(Collection entries)

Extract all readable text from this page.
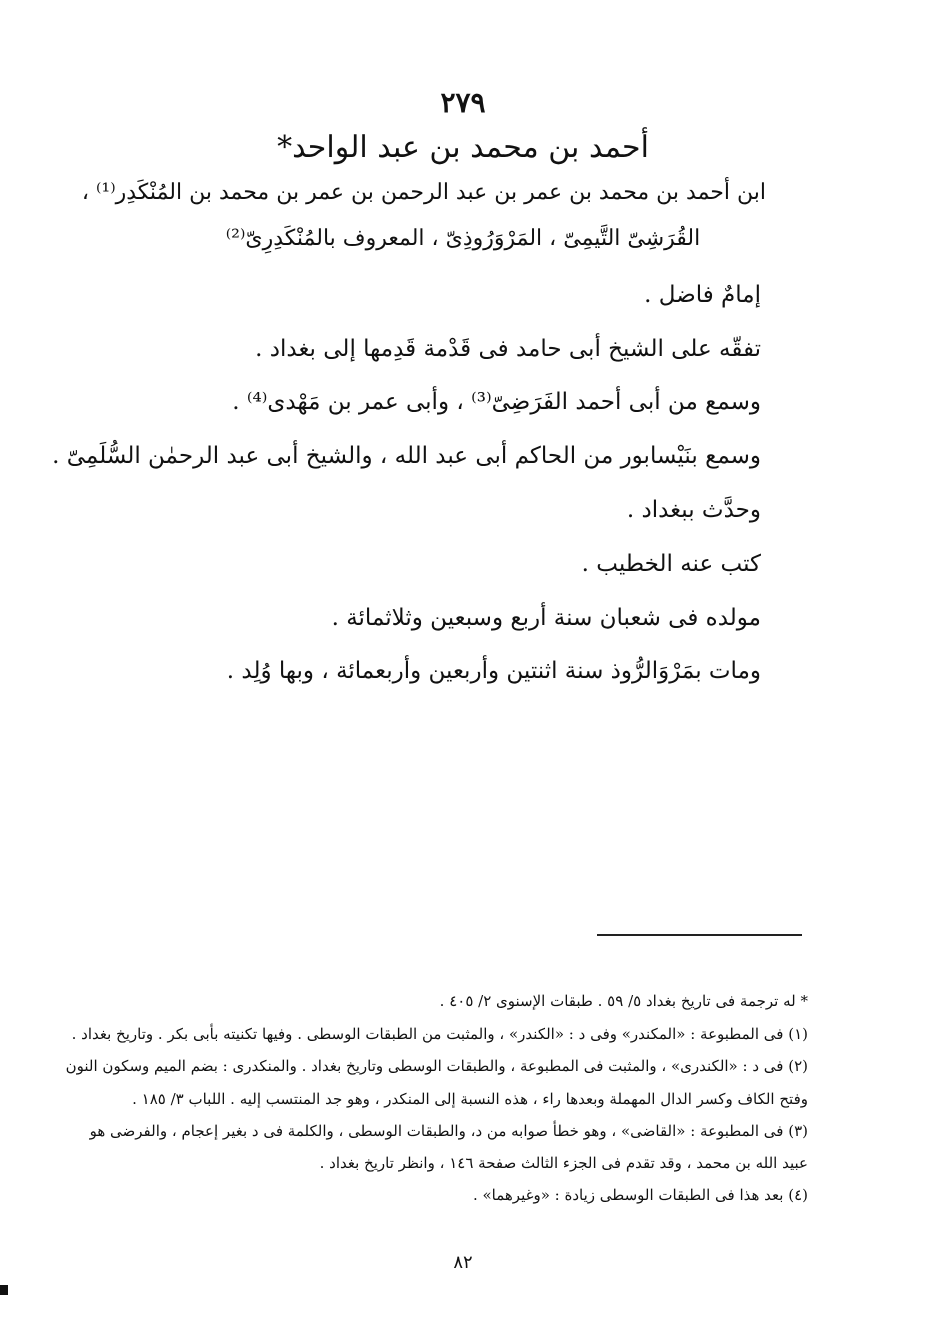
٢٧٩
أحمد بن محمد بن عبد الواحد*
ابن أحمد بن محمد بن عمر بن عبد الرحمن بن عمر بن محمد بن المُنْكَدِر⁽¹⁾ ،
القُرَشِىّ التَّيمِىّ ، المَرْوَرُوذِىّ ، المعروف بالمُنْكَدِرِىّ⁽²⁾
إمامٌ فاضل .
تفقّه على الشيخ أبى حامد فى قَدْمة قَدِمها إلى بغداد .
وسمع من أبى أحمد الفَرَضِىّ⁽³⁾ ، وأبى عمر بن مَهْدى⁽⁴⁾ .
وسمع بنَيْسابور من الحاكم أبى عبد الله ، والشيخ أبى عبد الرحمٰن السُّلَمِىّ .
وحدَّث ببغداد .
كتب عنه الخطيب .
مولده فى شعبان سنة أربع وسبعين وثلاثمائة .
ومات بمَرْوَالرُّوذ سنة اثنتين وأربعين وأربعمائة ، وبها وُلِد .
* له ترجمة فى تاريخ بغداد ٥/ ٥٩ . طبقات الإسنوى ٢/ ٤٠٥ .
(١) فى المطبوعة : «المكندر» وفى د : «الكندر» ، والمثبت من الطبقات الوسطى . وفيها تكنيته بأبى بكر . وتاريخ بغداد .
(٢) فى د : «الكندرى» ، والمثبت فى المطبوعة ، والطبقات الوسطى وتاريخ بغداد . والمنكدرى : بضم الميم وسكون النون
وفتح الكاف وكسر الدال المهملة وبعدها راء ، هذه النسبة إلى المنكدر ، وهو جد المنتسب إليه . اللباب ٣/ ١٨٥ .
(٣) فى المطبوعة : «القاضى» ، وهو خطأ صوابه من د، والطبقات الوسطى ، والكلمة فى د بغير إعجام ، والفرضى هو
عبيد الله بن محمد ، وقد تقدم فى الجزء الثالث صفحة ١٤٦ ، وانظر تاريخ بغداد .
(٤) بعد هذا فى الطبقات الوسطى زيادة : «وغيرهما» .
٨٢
---
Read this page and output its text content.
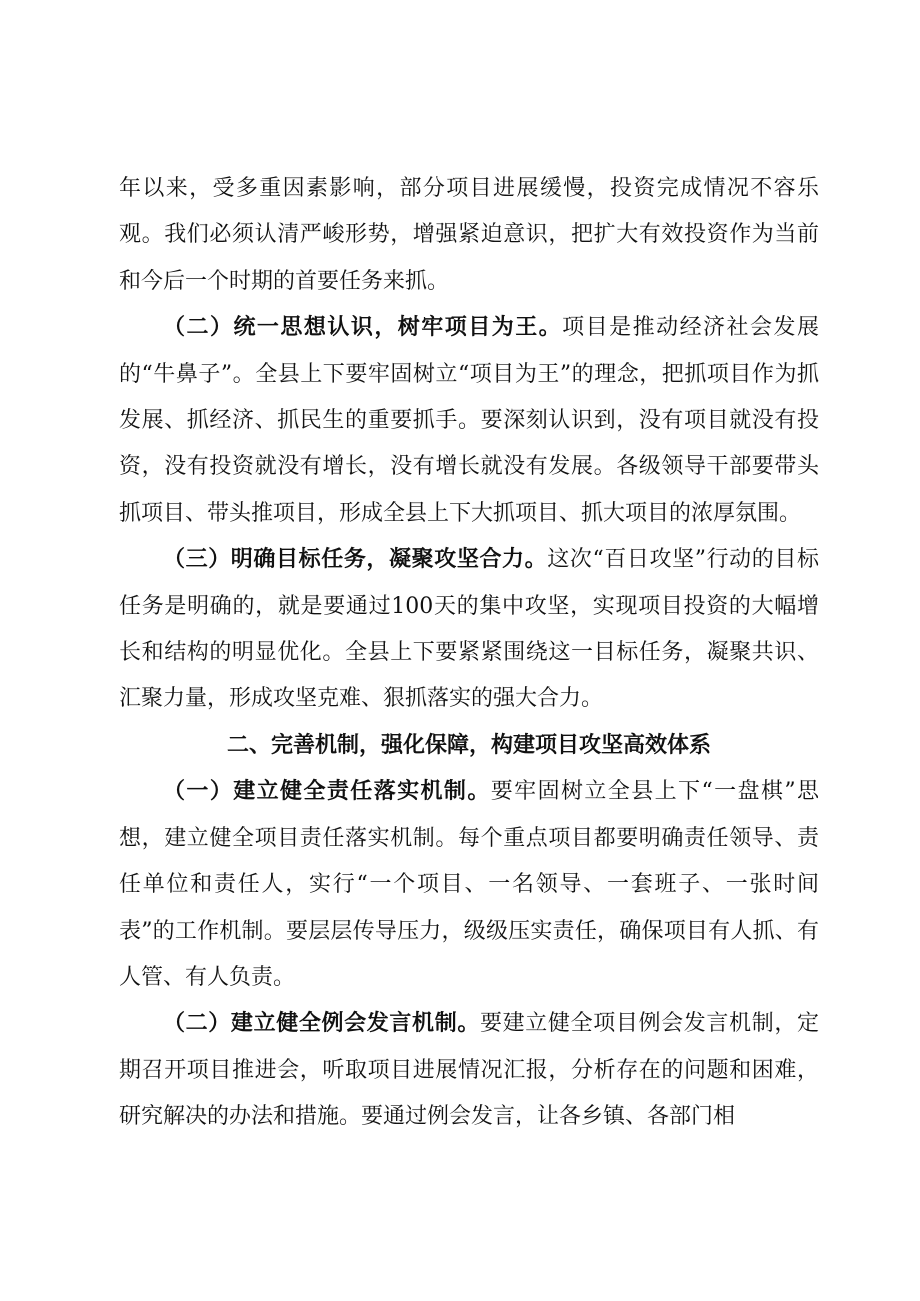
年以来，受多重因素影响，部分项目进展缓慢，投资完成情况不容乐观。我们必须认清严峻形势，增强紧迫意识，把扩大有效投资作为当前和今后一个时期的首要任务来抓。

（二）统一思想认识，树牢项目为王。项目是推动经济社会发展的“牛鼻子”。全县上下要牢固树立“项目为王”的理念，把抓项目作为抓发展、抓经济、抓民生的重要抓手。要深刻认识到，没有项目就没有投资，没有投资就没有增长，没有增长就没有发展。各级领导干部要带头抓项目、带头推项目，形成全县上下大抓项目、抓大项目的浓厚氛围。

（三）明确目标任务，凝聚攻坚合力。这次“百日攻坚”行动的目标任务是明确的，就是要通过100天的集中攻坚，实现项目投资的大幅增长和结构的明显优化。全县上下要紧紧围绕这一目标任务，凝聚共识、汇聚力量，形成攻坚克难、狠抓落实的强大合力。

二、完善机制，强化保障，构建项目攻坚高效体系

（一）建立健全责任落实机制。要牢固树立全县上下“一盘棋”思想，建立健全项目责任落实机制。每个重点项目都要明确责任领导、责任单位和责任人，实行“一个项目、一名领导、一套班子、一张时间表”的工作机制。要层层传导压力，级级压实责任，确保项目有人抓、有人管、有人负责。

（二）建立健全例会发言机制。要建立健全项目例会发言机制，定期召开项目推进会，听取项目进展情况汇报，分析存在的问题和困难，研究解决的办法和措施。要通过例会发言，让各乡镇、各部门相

▶ _STATED TASK_:
Isolate the lines above that contain the word "الله" and copy them.

▶ _FINAL ANSWER_:
وسمع بنَيْسابور من الحاكم أبى عبد الله ، والشيخ أبى عبد الرحمٰن السُّلَمِىّ .
عبيد الله بن محمد ، وقد تقدم فى الجزء الثالث صفحة ١٤٦ ، وانظر تاريخ بغداد .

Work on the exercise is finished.